<<<<

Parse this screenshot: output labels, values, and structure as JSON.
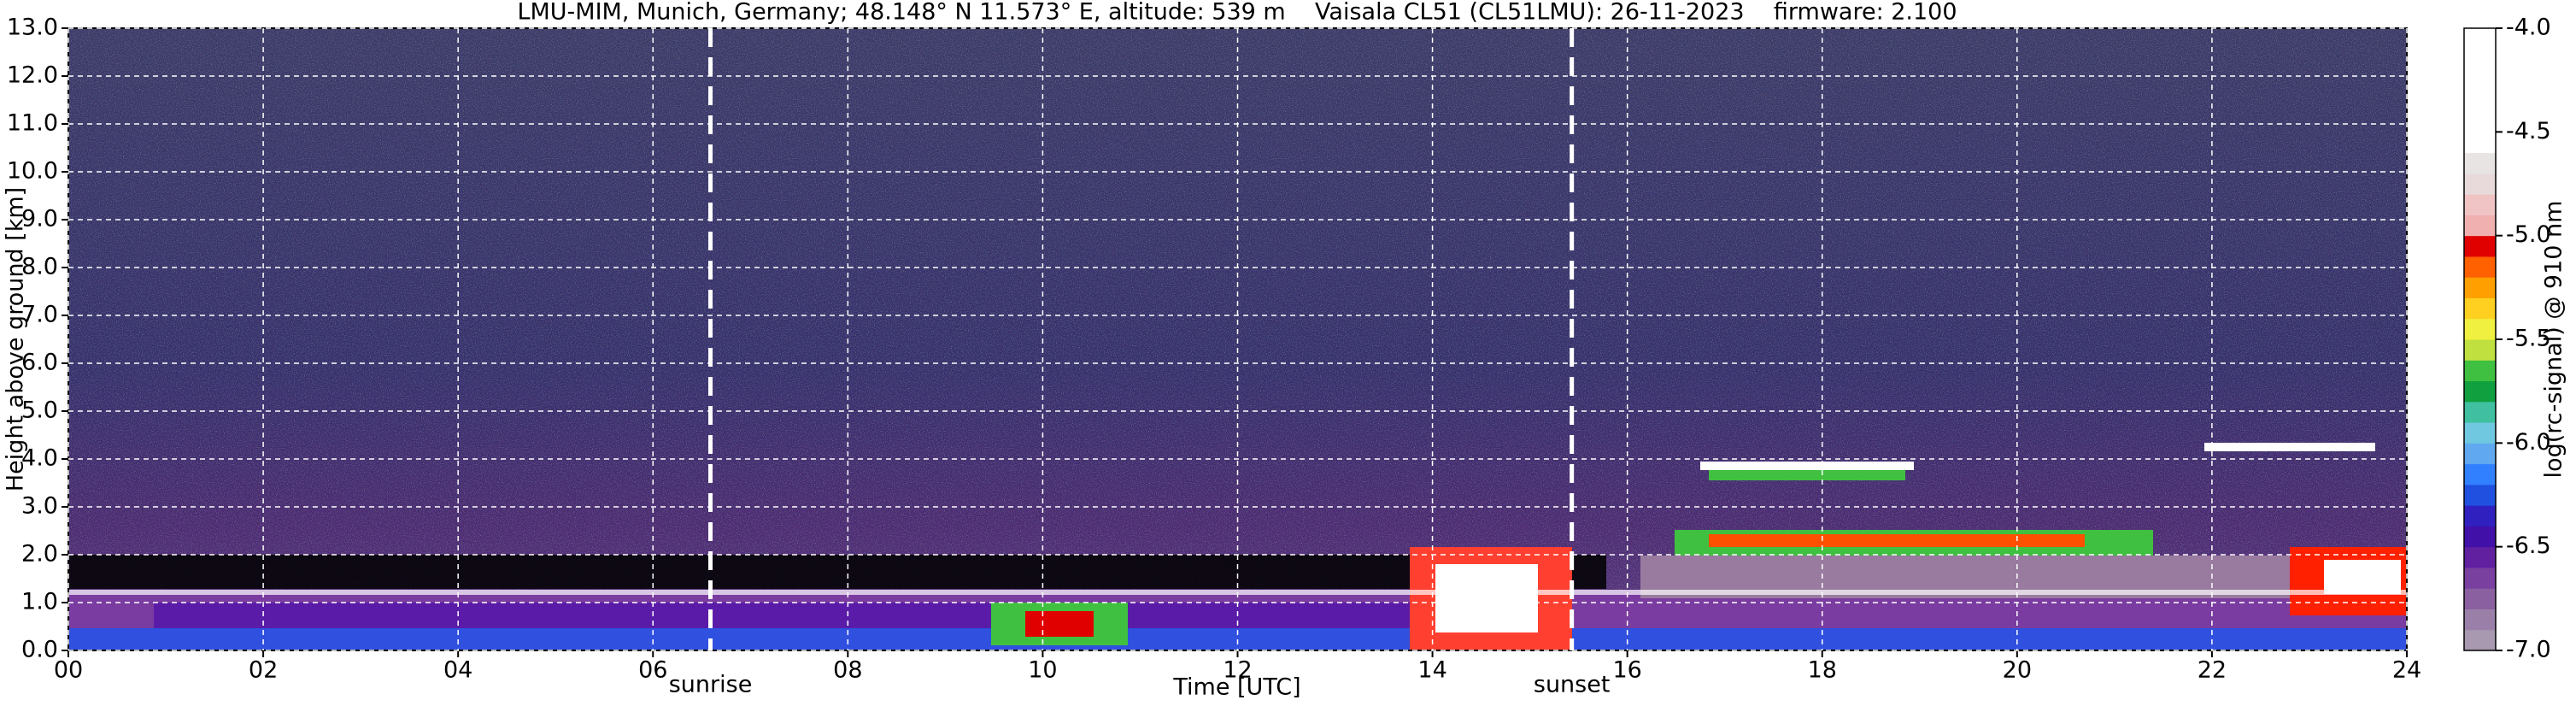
{
  "chart_data": {
    "type": "heatmap",
    "title": "LMU-MIM, Munich, Germany; 48.148° N 11.573° E, altitude: 539 m    Vaisala CL51 (CL51LMU): 26-11-2023    firmware: 2.100",
    "x_label": "Time [UTC]",
    "y_label": "Height above ground [km]",
    "xlim": [
      0,
      24
    ],
    "xticks": [
      {
        "value": 0,
        "label": "00"
      },
      {
        "value": 2,
        "label": "02"
      },
      {
        "value": 4,
        "label": "04"
      },
      {
        "value": 6,
        "label": "06"
      },
      {
        "value": 8,
        "label": "08"
      },
      {
        "value": 10,
        "label": "10"
      },
      {
        "value": 12,
        "label": "12"
      },
      {
        "value": 14,
        "label": "14"
      },
      {
        "value": 16,
        "label": "16"
      },
      {
        "value": 18,
        "label": "18"
      },
      {
        "value": 20,
        "label": "20"
      },
      {
        "value": 22,
        "label": "22"
      },
      {
        "value": 24,
        "label": "24"
      }
    ],
    "ylim": [
      0,
      13
    ],
    "yticks": [
      {
        "value": 0,
        "label": "0.0"
      },
      {
        "value": 1,
        "label": "1.0"
      },
      {
        "value": 2,
        "label": "2.0"
      },
      {
        "value": 3,
        "label": "3.0"
      },
      {
        "value": 4,
        "label": "4.0"
      },
      {
        "value": 5,
        "label": "5.0"
      },
      {
        "value": 6,
        "label": "6.0"
      },
      {
        "value": 7,
        "label": "7.0"
      },
      {
        "value": 8,
        "label": "8.0"
      },
      {
        "value": 9,
        "label": "9.0"
      },
      {
        "value": 10,
        "label": "10.0"
      },
      {
        "value": 11,
        "label": "11.0"
      },
      {
        "value": 12,
        "label": "12.0"
      },
      {
        "value": 13,
        "label": "13.0"
      }
    ],
    "grid": true,
    "annotations": [
      {
        "text": "sunrise",
        "x": 6.59
      },
      {
        "text": "sunset",
        "x": 15.43
      }
    ],
    "colorbar": {
      "label": "log(rc-signal) @ 910 nm",
      "lim": [
        -7.0,
        -4.0
      ],
      "ticks": [
        {
          "value": -7.0,
          "label": "-7.0"
        },
        {
          "value": -6.5,
          "label": "-6.5"
        },
        {
          "value": -6.0,
          "label": "-6.0"
        },
        {
          "value": -5.5,
          "label": "-5.5"
        },
        {
          "value": -5.0,
          "label": "-5.0"
        },
        {
          "value": -4.5,
          "label": "-4.5"
        },
        {
          "value": -4.0,
          "label": "-4.0"
        }
      ],
      "colors": [
        "#a898b0",
        "#9a80a8",
        "#8a60a0",
        "#7a40a0",
        "#6020a0",
        "#4010a8",
        "#3020c0",
        "#2050e0",
        "#3080ff",
        "#60a8f0",
        "#70c8e0",
        "#40c0a0",
        "#10a040",
        "#40c040",
        "#c0e040",
        "#f0f040",
        "#ffd020",
        "#ffa000",
        "#ff6000",
        "#e00000",
        "#f0b0b0",
        "#f0c4c4",
        "#e8dada",
        "#e8e4e4",
        "#ffffff",
        "#ffffff",
        "#ffffff",
        "#ffffff",
        "#ffffff",
        "#ffffff"
      ]
    }
  }
}
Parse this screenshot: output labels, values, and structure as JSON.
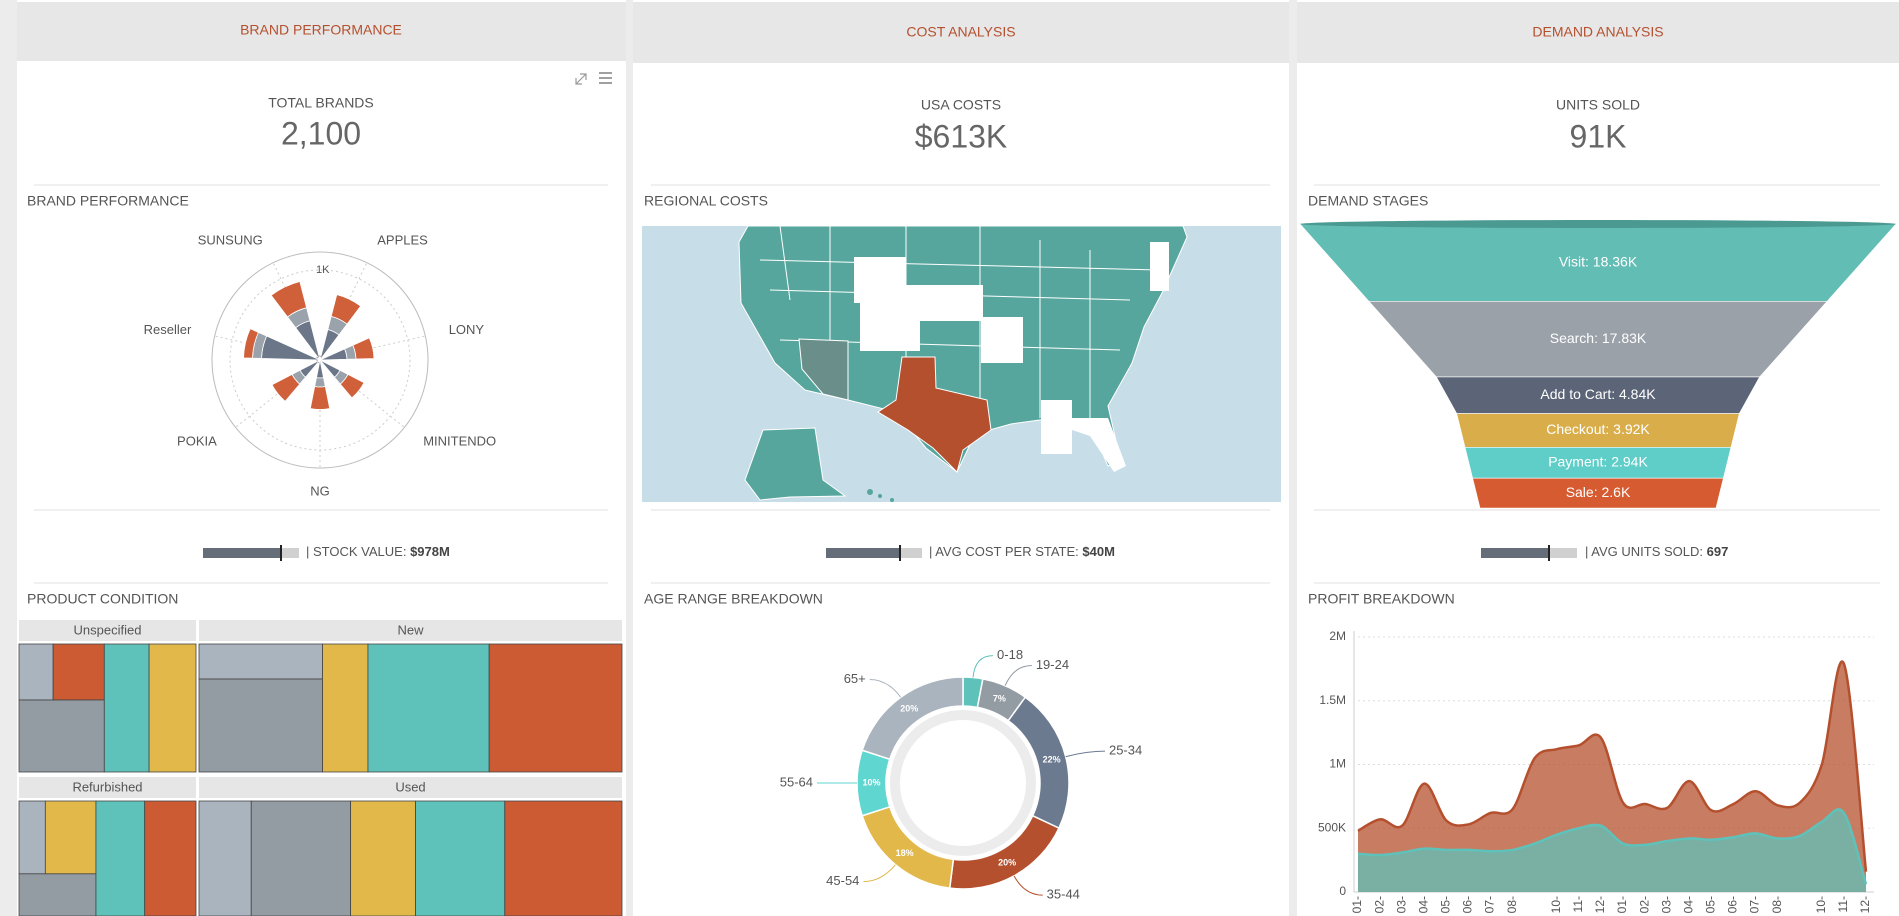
{
  "panels": [
    {
      "header": "BRAND PERFORMANCE",
      "kpi_label": "TOTAL BRANDS",
      "kpi_value": "2,100",
      "chart_title": "BRAND PERFORMANCE",
      "bullet_label": "| STOCK VALUE:",
      "bullet_value": "$978M",
      "bottom_title": "PRODUCT CONDITION"
    },
    {
      "header": "COST ANALYSIS",
      "kpi_label": "USA COSTS",
      "kpi_value": "$613K",
      "chart_title": "REGIONAL COSTS",
      "bullet_label": "| AVG COST PER STATE:",
      "bullet_value": "$40M",
      "bottom_title": "AGE RANGE BREAKDOWN"
    },
    {
      "header": "DEMAND ANALYSIS",
      "kpi_label": "UNITS SOLD",
      "kpi_value": "91K",
      "chart_title": "DEMAND STAGES",
      "bullet_label": "| AVG UNITS SOLD:",
      "bullet_value": "697",
      "bottom_title": "PROFIT BREAKDOWN"
    }
  ],
  "chart_data": [
    {
      "type": "polar",
      "categories": [
        "APPLES",
        "LONY",
        "MINITENDO",
        "NG",
        "POKIA",
        "Reseller",
        "SUNSUNG"
      ],
      "series": [
        {
          "color": "#6b7688",
          "values": [
            350,
            300,
            250,
            200,
            250,
            650,
            450
          ]
        },
        {
          "color": "#9aa3ab",
          "values": [
            150,
            100,
            100,
            100,
            100,
            100,
            150
          ]
        },
        {
          "color": "#d0603a",
          "values": [
            250,
            200,
            200,
            250,
            250,
            100,
            300
          ]
        }
      ],
      "ylim": [
        0,
        1200
      ],
      "yticks": [
        0,
        {
          "value": 1000,
          "label": "1K"
        }
      ]
    },
    {
      "type": "funnel",
      "values": [
        18360,
        17830,
        4840,
        3920,
        2940,
        2600
      ],
      "value_labels": [
        "Visit: 18.36K",
        "Search: 17.83K",
        "Add to Cart: 4.84K",
        "Checkout: 3.92K",
        "Payment: 2.94K",
        "Sale: 2.6K"
      ],
      "colors": [
        "#62bdb5",
        "#9aa1a8",
        "#5c6577",
        "#d9ae4a",
        "#5fcdc8",
        "#d65b31"
      ]
    },
    {
      "type": "treemap",
      "groups": [
        {
          "name": "Unspecified",
          "children": [
            {
              "color": "#aab4bf",
              "value": 14
            },
            {
              "color": "#cc5a33",
              "value": 21
            },
            {
              "color": "#939ba3",
              "value": 45
            },
            {
              "color": "#5fc2ba",
              "value": 42
            },
            {
              "color": "#e2b84b",
              "value": 44
            }
          ]
        },
        {
          "name": "New",
          "children": [
            {
              "color": "#aab4bf",
              "value": 29
            },
            {
              "color": "#939ba3",
              "value": 77
            },
            {
              "color": "#e2b84b",
              "value": 39
            },
            {
              "color": "#5fc2ba",
              "value": 104
            },
            {
              "color": "#cc5a33",
              "value": 114
            }
          ]
        },
        {
          "name": "Refurbished",
          "children": [
            {
              "color": "#aab4bf",
              "value": 13
            },
            {
              "color": "#e2b84b",
              "value": 25
            },
            {
              "color": "#939ba3",
              "value": 22
            },
            {
              "color": "#5fc2ba",
              "value": 38
            },
            {
              "color": "#cc5a33",
              "value": 40
            }
          ]
        },
        {
          "name": "Used",
          "children": [
            {
              "color": "#aab4bf",
              "value": 41
            },
            {
              "color": "#939ba3",
              "value": 78
            },
            {
              "color": "#e2b84b",
              "value": 51
            },
            {
              "color": "#5fc2ba",
              "value": 70
            },
            {
              "color": "#cc5a33",
              "value": 92
            }
          ]
        }
      ]
    },
    {
      "type": "donut",
      "categories": [
        "0-18",
        "19-24",
        "25-34",
        "35-44",
        "45-54",
        "55-64",
        "65+"
      ],
      "values": [
        3,
        7,
        22,
        20,
        18,
        10,
        20
      ],
      "value_labels": [
        null,
        "7%",
        "22%",
        "20%",
        "18%",
        "10%",
        "20%"
      ],
      "colors": [
        "#5fc2ba",
        "#939ba3",
        "#6b7a8f",
        "#b5502e",
        "#e2b84b",
        "#5fd6d0",
        "#aab4bf"
      ]
    },
    {
      "type": "area",
      "categories": [
        "01-",
        "02-",
        "03-",
        "04-",
        "05-",
        "06-",
        "07-",
        "08-",
        null,
        "10-",
        "11-",
        "12-",
        "01-",
        "02-",
        "03-",
        "04-",
        "05-",
        "06-",
        "07-",
        "08-",
        null,
        "10-",
        "11-",
        "12-"
      ],
      "series": [
        {
          "color": "#b5502e",
          "values": [
            480000,
            570000,
            520000,
            850000,
            560000,
            530000,
            620000,
            650000,
            1050000,
            1120000,
            1150000,
            1210000,
            700000,
            690000,
            660000,
            870000,
            640000,
            690000,
            790000,
            680000,
            700000,
            1000000,
            1790000,
            160000
          ]
        },
        {
          "color": "#5fc2ba",
          "values": [
            300000,
            290000,
            310000,
            340000,
            330000,
            330000,
            320000,
            330000,
            380000,
            450000,
            500000,
            520000,
            380000,
            370000,
            400000,
            420000,
            410000,
            430000,
            460000,
            420000,
            440000,
            550000,
            620000,
            60000
          ]
        }
      ],
      "ylim": [
        0,
        2000000
      ],
      "yticks": [
        0,
        {
          "value": 500000,
          "label": "500K"
        },
        {
          "value": 1000000,
          "label": "1M"
        },
        {
          "value": 1500000,
          "label": "1.5M"
        },
        {
          "value": 2000000,
          "label": "2M"
        }
      ],
      "grid": true
    }
  ]
}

>>>>

§ Instructions for the task:
Search the material above for "SOLD". Pull out each line where it shows up.

§ Complete output:
      "kpi_label": "UNITS SOLD",
      "bullet_label": "| AVG UNITS SOLD:",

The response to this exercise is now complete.